■ **GOAL**:
Please swap every "statement-paragraph" in the listing below for "text-block" and give the lines again with nothing else changed. Leave the picture out.

────────────────────────────────────────

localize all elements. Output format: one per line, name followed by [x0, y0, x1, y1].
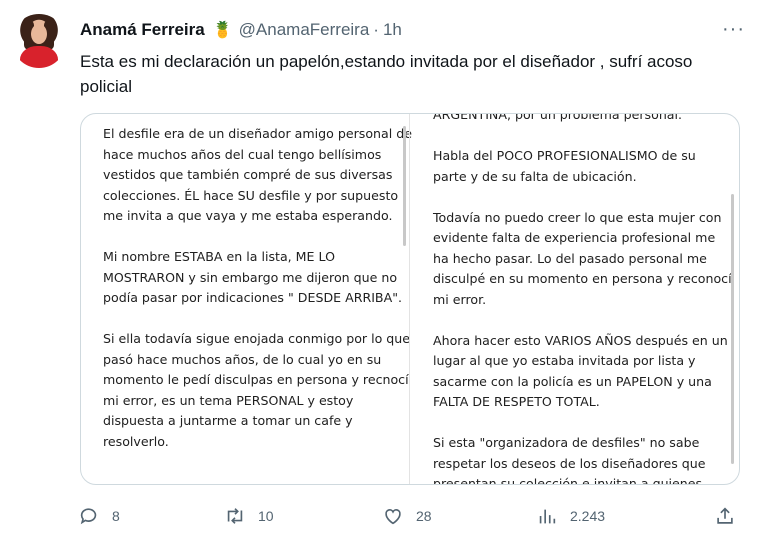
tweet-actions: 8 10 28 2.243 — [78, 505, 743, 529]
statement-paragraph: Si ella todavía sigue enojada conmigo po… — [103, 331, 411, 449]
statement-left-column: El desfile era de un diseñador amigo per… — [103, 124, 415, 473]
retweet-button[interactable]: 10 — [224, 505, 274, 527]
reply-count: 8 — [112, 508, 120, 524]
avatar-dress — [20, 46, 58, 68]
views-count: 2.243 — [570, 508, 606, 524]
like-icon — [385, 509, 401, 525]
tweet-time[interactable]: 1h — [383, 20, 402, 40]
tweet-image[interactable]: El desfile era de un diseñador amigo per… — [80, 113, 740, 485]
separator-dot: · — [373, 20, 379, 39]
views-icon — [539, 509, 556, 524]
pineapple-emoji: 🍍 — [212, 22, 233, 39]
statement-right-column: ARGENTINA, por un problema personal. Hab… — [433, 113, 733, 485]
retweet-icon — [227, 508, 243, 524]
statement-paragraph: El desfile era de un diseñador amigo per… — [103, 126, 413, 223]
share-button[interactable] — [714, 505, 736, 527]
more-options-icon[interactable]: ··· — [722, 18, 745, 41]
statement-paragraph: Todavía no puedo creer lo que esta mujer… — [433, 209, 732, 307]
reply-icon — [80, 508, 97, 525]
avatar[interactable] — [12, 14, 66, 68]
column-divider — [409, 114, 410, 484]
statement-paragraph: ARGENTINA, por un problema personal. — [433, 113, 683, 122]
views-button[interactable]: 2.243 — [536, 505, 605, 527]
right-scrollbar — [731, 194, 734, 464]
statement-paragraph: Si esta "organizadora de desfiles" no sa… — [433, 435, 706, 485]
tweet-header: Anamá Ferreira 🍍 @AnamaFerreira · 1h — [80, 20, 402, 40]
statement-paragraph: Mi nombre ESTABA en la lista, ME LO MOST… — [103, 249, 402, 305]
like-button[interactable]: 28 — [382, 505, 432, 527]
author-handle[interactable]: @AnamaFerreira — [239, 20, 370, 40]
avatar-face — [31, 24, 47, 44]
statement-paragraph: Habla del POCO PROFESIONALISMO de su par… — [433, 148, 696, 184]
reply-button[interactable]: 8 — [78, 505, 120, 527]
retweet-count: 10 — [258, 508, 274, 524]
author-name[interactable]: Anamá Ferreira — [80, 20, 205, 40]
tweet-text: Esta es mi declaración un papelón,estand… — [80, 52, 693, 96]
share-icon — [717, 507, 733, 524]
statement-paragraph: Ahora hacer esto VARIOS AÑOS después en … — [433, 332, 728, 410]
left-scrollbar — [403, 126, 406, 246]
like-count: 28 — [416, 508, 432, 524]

────────────────────────────────────────

■ **TASK RESPONSE**:
localize all elements. Output format: one per line, name followed by [x0, y0, x1, y1].
tweet-actions: 8 10 28 2.243 — [78, 505, 743, 529]
text-block: Si ella todavía sigue enojada conmigo po… — [103, 331, 411, 449]
statement-left-column: El desfile era de un diseñador amigo per… — [103, 124, 415, 473]
retweet-button[interactable]: 10 — [224, 505, 274, 527]
reply-count: 8 — [112, 508, 120, 524]
avatar-dress — [20, 46, 58, 68]
views-count: 2.243 — [570, 508, 606, 524]
like-icon — [385, 509, 401, 525]
tweet-time[interactable]: 1h — [383, 20, 402, 40]
tweet-image[interactable]: El desfile era de un diseñador amigo per… — [80, 113, 740, 485]
separator-dot: · — [373, 20, 379, 39]
views-icon — [539, 509, 556, 524]
pineapple-emoji: 🍍 — [212, 22, 233, 39]
statement-right-column: ARGENTINA, por un problema personal. Hab… — [433, 113, 733, 485]
retweet-icon — [227, 508, 243, 524]
text-block: El desfile era de un diseñador amigo per… — [103, 126, 413, 223]
share-button[interactable] — [714, 505, 736, 527]
more-options-icon[interactable]: ··· — [722, 18, 745, 41]
text-block: Todavía no puedo creer lo que esta mujer… — [433, 209, 732, 307]
reply-icon — [80, 508, 97, 525]
avatar[interactable] — [12, 14, 66, 68]
column-divider — [409, 114, 410, 484]
text-block: ARGENTINA, por un problema personal. — [433, 113, 683, 122]
views-button[interactable]: 2.243 — [536, 505, 605, 527]
right-scrollbar — [731, 194, 734, 464]
text-block: Si esta "organizadora de desfiles" no sa… — [433, 435, 706, 485]
tweet-header: Anamá Ferreira 🍍 @AnamaFerreira · 1h — [80, 20, 402, 40]
text-block: Mi nombre ESTABA en la lista, ME LO MOST… — [103, 249, 402, 305]
like-button[interactable]: 28 — [382, 505, 432, 527]
author-handle[interactable]: @AnamaFerreira — [239, 20, 370, 40]
avatar-face — [31, 24, 47, 44]
text-block: Habla del POCO PROFESIONALISMO de su par… — [433, 148, 696, 184]
reply-button[interactable]: 8 — [78, 505, 120, 527]
retweet-count: 10 — [258, 508, 274, 524]
author-name[interactable]: Anamá Ferreira — [80, 20, 205, 40]
tweet-text: Esta es mi declaración un papelón,estand… — [80, 52, 693, 96]
share-icon — [717, 507, 733, 524]
text-block: Ahora hacer esto VARIOS AÑOS después en … — [433, 332, 728, 410]
left-scrollbar — [403, 126, 406, 246]
like-count: 28 — [416, 508, 432, 524]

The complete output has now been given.